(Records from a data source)

+++++

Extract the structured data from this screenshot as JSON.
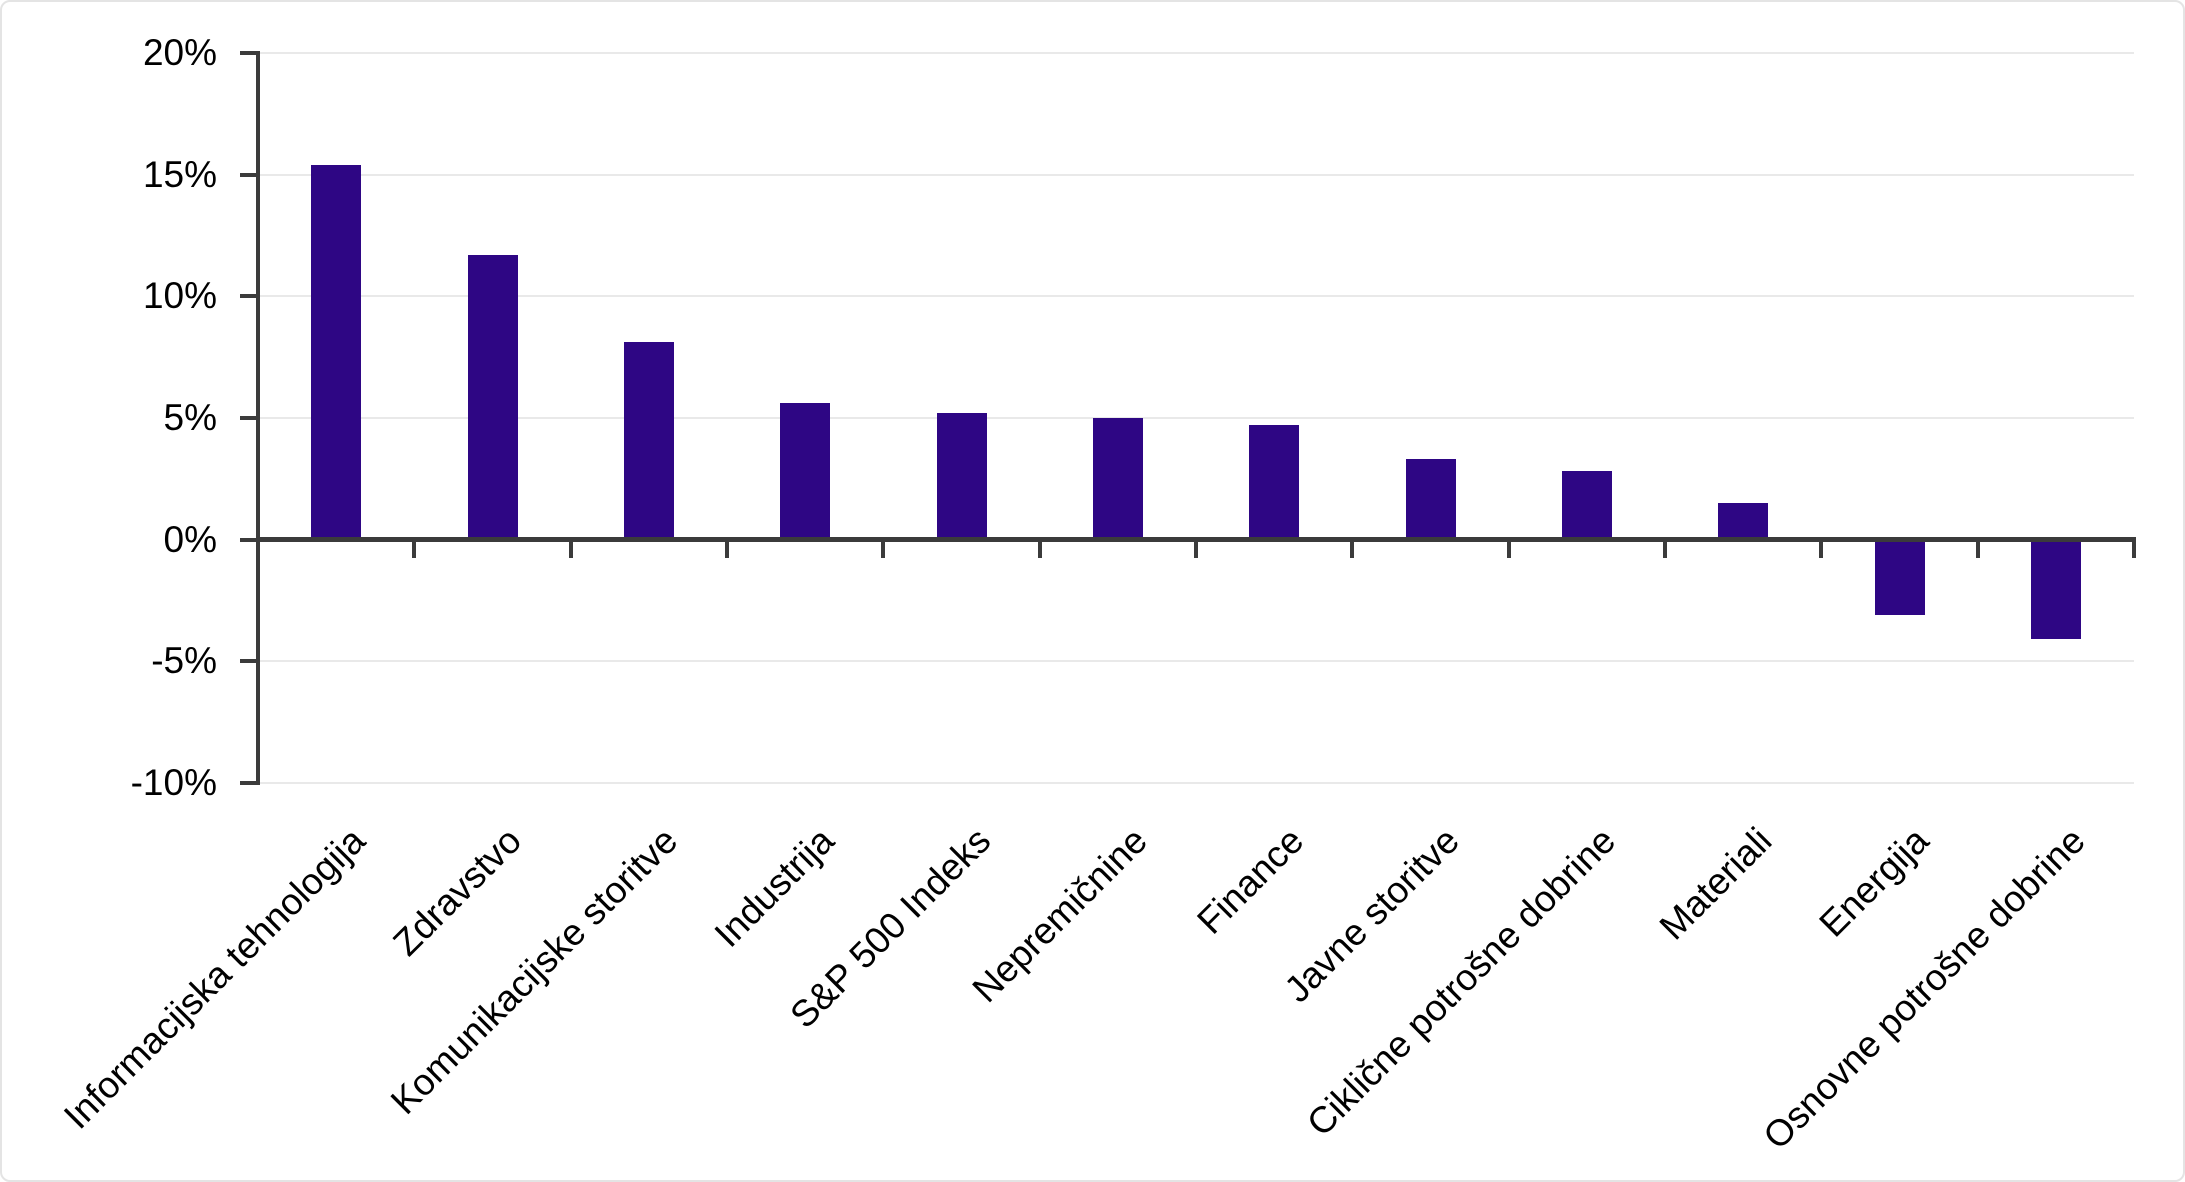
{
  "chart_data": {
    "type": "bar",
    "title": "",
    "xlabel": "",
    "ylabel": "",
    "categories": [
      "Informacijska tehnologija",
      "Zdravstvo",
      "Komunikacijske storitve",
      "Industrija",
      "S&P 500 Indeks",
      "Nepremičnine",
      "Finance",
      "Javne storitve",
      "Ciklične potrošne dobrine",
      "Materiali",
      "Energija",
      "Osnovne potrošne dobrine"
    ],
    "values": [
      15.4,
      11.7,
      8.1,
      5.6,
      5.2,
      5.0,
      4.7,
      3.3,
      2.8,
      1.5,
      -3.1,
      -4.1
    ],
    "ylim": [
      -10,
      20
    ],
    "ytick_step": 5,
    "ytick_labels": [
      "20%",
      "15%",
      "10%",
      "5%",
      "0%",
      "-5%",
      "-10%"
    ],
    "grid": true,
    "legend": false,
    "colors": {
      "bar": "#2e0684",
      "gridline": "#e9e9e9",
      "axis": "#3b3b3b",
      "text": "#000000",
      "background": "#ffffff",
      "border": "#e4e4e4"
    }
  }
}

+++++

REQUIREMENT =
Copy down every line of the entries containing the word "storitve".

PROBLEM SOLUTION =
      "Komunikacijske storitve",
      "Javne storitve",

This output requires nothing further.